Work to do => Pick out the lines below with "structured" and list them.

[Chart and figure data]
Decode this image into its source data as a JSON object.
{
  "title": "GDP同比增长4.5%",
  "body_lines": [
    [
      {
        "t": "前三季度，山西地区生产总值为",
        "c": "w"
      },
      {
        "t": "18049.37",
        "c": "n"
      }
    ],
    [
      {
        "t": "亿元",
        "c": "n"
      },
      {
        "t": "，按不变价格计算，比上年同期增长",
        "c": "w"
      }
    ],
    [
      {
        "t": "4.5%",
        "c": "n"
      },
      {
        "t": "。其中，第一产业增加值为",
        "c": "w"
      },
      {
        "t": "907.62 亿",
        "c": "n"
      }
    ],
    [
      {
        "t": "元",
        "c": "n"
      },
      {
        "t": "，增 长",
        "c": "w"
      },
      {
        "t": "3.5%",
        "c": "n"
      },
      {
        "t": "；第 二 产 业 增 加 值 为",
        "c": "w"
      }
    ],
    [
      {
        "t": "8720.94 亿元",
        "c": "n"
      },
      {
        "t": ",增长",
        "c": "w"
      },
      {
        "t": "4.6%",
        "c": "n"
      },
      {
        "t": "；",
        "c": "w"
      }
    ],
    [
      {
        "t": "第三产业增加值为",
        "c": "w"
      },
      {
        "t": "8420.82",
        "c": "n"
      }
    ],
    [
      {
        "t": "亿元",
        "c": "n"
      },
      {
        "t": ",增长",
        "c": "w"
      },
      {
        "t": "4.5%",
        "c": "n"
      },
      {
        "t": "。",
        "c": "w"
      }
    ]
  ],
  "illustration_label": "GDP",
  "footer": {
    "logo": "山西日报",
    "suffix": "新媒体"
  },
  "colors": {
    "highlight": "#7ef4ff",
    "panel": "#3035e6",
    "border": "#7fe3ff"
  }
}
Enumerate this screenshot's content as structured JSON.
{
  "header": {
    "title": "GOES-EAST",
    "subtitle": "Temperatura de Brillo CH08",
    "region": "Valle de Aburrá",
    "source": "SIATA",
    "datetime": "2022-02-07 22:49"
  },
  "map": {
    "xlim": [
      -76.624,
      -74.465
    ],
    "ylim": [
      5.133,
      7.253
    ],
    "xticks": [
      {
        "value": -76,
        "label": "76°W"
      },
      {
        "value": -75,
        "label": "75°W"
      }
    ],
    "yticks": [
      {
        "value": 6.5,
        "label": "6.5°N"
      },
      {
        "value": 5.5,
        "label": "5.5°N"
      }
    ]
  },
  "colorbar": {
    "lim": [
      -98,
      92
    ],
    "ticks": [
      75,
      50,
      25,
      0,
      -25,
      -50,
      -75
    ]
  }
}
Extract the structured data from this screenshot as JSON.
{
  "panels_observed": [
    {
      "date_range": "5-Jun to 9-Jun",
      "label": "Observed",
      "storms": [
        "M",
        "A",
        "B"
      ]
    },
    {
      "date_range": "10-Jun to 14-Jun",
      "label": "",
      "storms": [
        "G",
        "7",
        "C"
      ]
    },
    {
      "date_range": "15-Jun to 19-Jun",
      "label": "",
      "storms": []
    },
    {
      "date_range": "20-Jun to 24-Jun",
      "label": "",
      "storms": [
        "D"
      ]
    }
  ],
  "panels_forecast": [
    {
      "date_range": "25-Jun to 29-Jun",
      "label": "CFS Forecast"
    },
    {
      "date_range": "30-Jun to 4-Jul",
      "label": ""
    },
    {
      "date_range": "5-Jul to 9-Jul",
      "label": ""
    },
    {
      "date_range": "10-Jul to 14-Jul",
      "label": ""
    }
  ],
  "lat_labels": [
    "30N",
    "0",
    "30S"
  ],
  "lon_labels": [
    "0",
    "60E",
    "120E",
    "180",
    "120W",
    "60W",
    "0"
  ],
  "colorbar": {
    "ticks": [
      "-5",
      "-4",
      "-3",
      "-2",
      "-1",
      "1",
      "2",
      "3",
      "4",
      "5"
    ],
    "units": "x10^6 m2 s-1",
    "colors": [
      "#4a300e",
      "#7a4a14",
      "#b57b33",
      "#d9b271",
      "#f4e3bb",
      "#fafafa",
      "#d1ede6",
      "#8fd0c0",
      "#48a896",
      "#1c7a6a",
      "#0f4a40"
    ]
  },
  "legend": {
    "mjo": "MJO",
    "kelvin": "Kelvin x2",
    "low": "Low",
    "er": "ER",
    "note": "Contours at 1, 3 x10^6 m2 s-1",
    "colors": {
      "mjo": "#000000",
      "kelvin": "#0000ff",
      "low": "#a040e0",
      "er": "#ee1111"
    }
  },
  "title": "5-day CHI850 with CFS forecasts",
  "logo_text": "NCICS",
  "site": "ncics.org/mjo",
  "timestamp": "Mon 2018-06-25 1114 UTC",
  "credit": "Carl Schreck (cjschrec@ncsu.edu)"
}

Result for this task =>
Enumerate this screenshot's content as structured JSON.
Extract the structured data from this screenshot as JSON.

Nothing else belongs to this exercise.